» Given task
Pull every line of the entries that has the word "этого".

***

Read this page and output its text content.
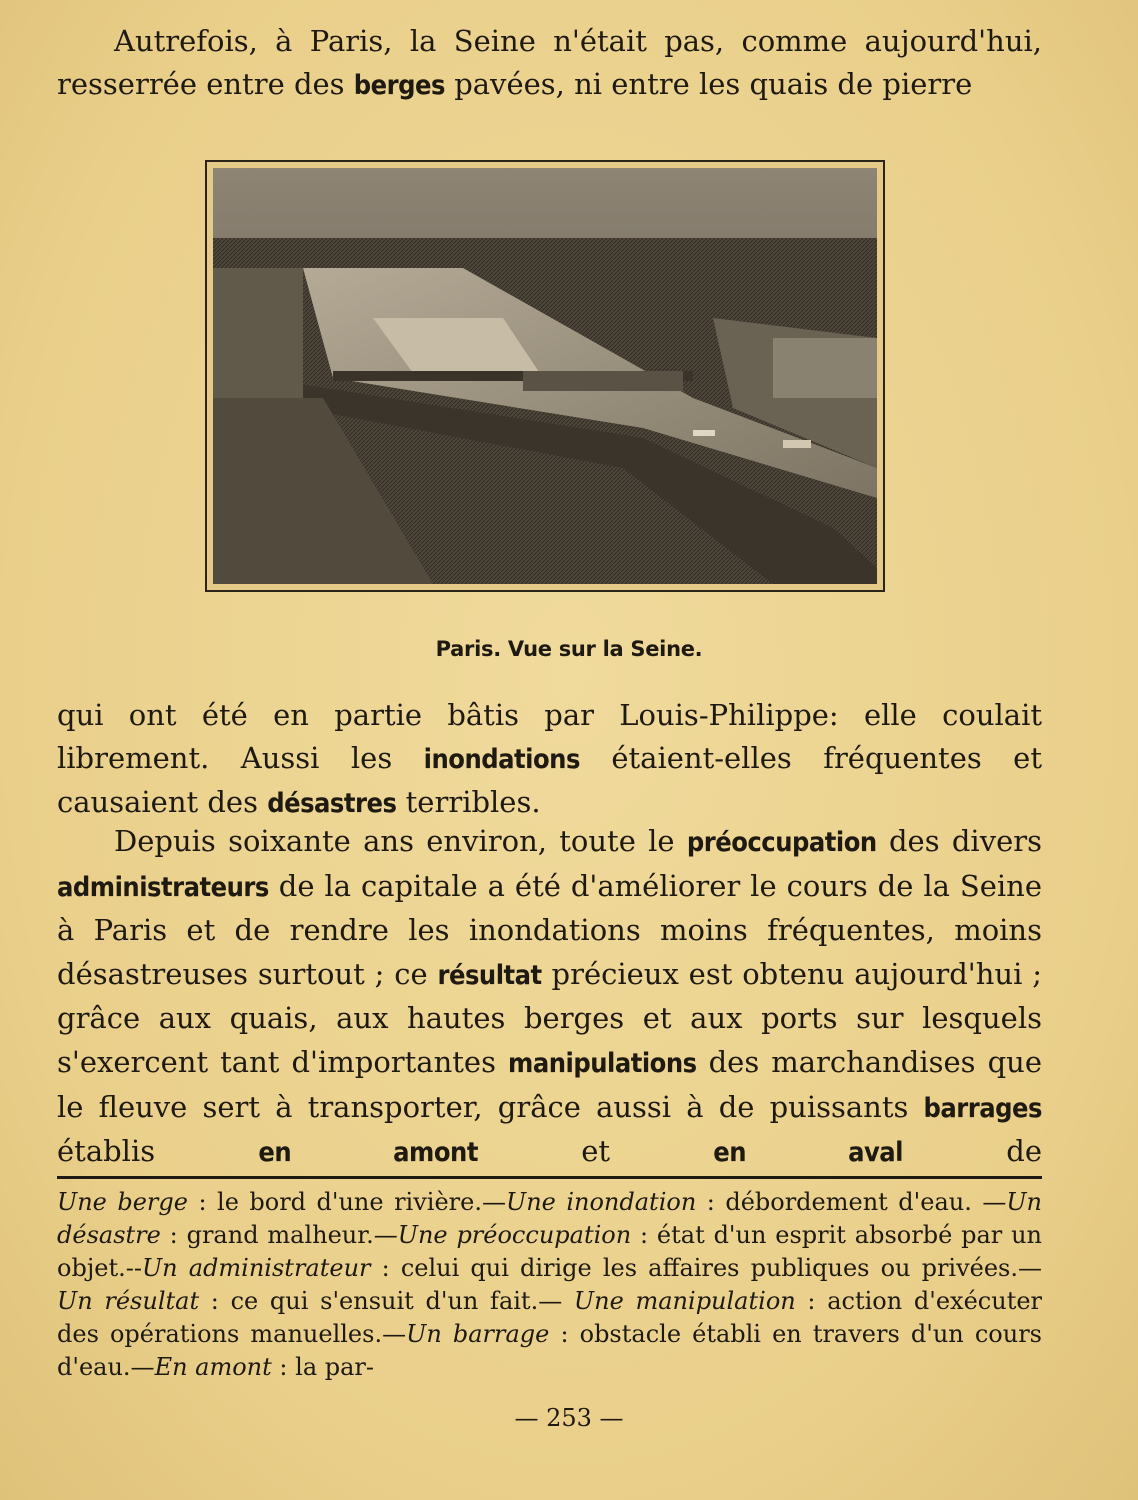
Autrefois, à Paris, la Seine n'était pas, comme aujourd'hui,
resserrée entre des berges pavées, ni entre les quais de pierre
Paris. Vue sur la Seine.
qui ont été en partie bâtis par Louis-Philippe: elle coulait
librement. Aussi les inondations étaient-elles fréquentes et
causaient des désastres terribles.
Depuis soixante ans environ, toute le préoccupation des divers administrateurs de la capitale a été d'améliorer le cours de la Seine à Paris et de rendre les inondations moins fréquentes, moins désastreuses surtout ; ce résultat précieux est obtenu aujourd'hui ; grâce aux quais, aux hautes berges et aux ports sur lesquels s'exercent tant d'importantes manipulations des marchandises que le fleuve sert à transporter, grâce aussi à de puissants barrages établis en amont et en aval de
Une berge : le bord d'une rivière.—Une inondation : débordement d'eau. —Un désastre : grand malheur.—Une préoccupation : état d'un esprit absorbé par un objet.--Un administrateur : celui qui dirige les affaires publiques ou privées.— Un résultat : ce qui s'ensuit d'un fait.— Une manipulation : action d'exécuter des opérations manuelles.—Un barrage : obstacle établi en travers d'un cours d'eau.—En amont : la par-
— 253 —
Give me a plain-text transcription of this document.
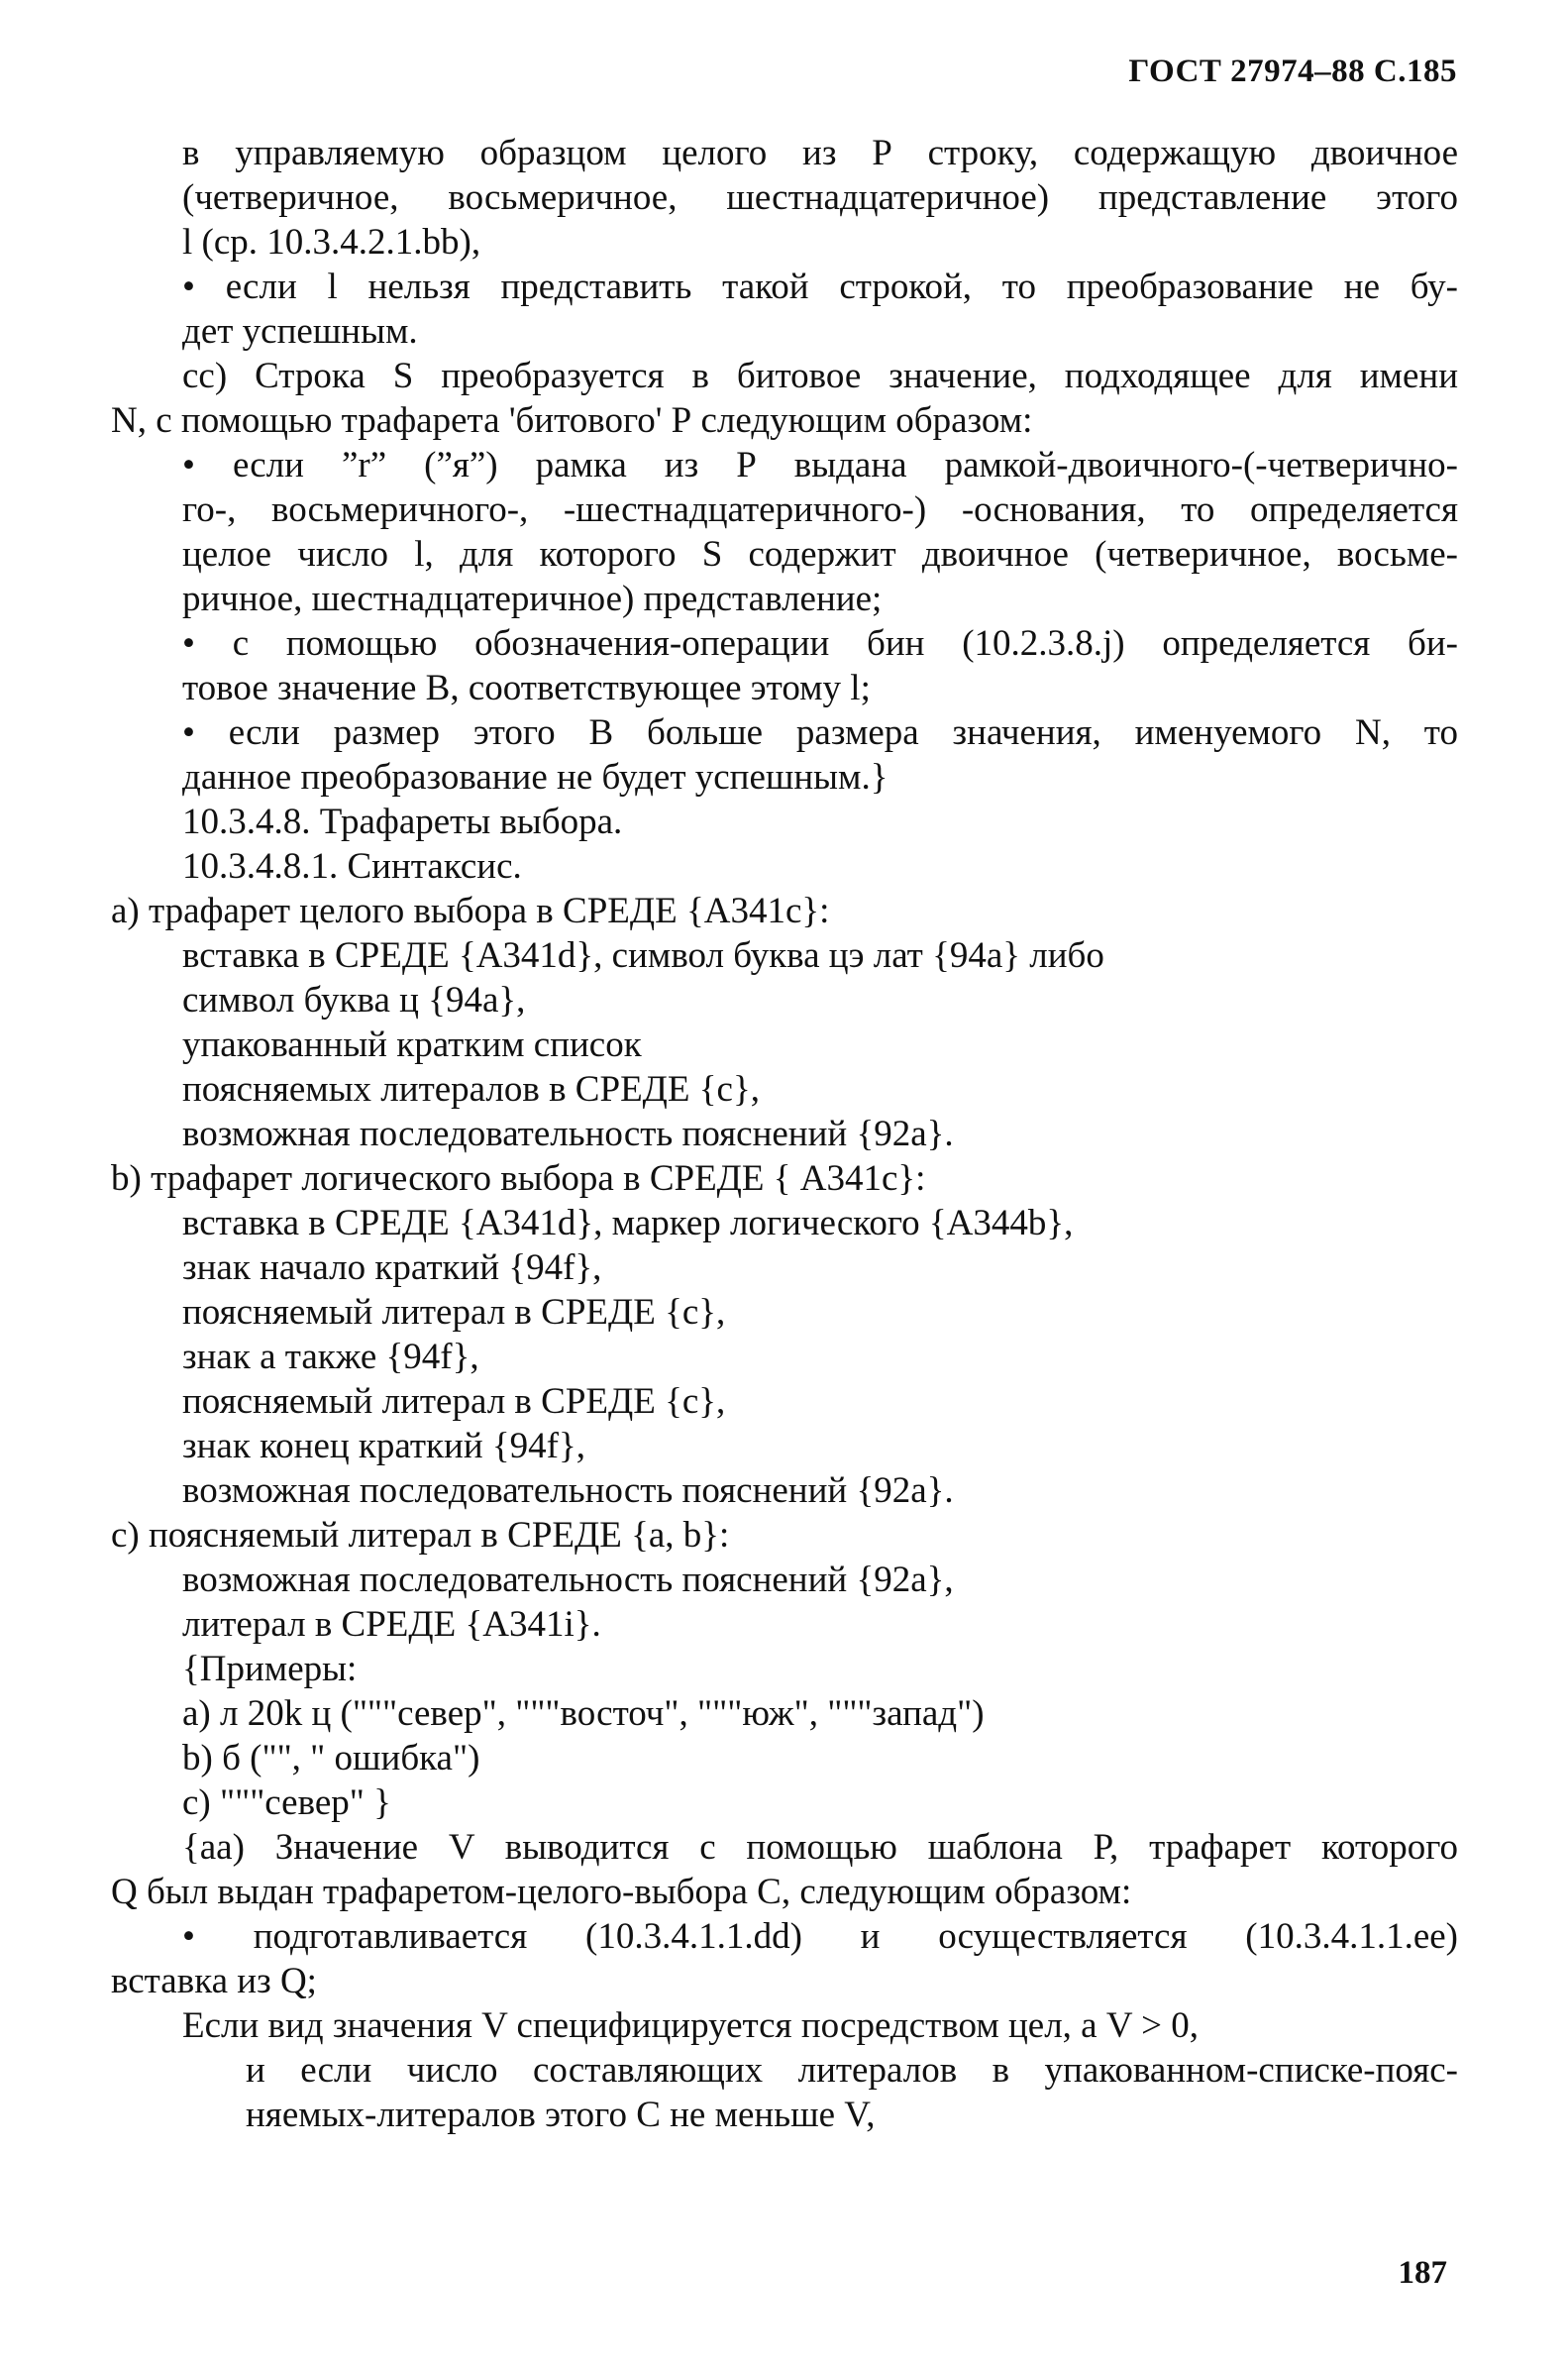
ГОСТ 27974–88 С.185
в управляемую образцом целого из Р строку, содержащую двоичное
(четверичное, восьмеричное, шестнадцатеричное) представление этого
l (ср. 10.3.4.2.1.bb),
• если l нельзя представить такой строкой, то преобразование не бу-
дет успешным.
cc) Строка S преобразуется в битовое значение, подходящее для имени
N, с помощью трафарета 'битового' Р следующим образом:
• если ”r” (”я”) рамка из Р выдана рамкой-двоичного-(-четверично-
го-, восьмеричного-, -шестнадцатеричного-) -основания, то определяется
целое число l, для которого S содержит двоичное (четверичное, восьме-
ричное, шестнадцатеричное) представление;
• с помощью обозначения-операции бин (10.2.3.8.j) определяется би-
товое значение В, соответствующее этому l;
• если размер этого В больше размера значения, именуемого N, то
данное преобразование не будет успешным.}
10.3.4.8. Трафареты выбора.
10.3.4.8.1. Синтаксис.
a) трафарет целого выбора в СРЕДЕ {A341c}:
вставка в СРЕДЕ {A341d}, символ буква цэ лат {94a} либо
символ буква ц {94a},
упакованный кратким список
поясняемых литералов в СРЕДЕ {c},
возможная последовательность пояснений {92a}.
b) трафарет логического выбора в СРЕДЕ { A341c}:
вставка в СРЕДЕ {A341d}, маркер логического {A344b},
знак начало краткий {94f},
поясняемый литерал в СРЕДЕ {c},
знак а также {94f},
поясняемый литерал в СРЕДЕ {c},
знак конец краткий {94f},
возможная последовательность пояснений {92a}.
c) поясняемый литерал в СРЕДЕ {a, b}:
возможная последовательность пояснений {92a},
литерал в СРЕДЕ {A341i}.
{Примеры:
a) л 20k ц ("""север", """восточ", """юж", """запад")
b) б ("", " ошибка")
c) """север" }
{aa) Значение V выводится с помощью шаблона P, трафарет которого
Q был выдан трафаретом-целого-выбора С, следующим образом:
• подготавливается (10.3.4.1.1.dd) и осуществляется (10.3.4.1.1.ee)
вставка из Q;
Если вид значения V специфицируется посредством цел, а V > 0,
и если число составляющих литералов в упакованном-списке-пояс-
няемых-литералов этого С не меньше V,
187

***

» Complete output
(четверичное, восьмеричное, шестнадцатеричное) представление этого
• если размер этого В больше размера значения, именуемого N, то
няемых-литералов этого С не меньше V,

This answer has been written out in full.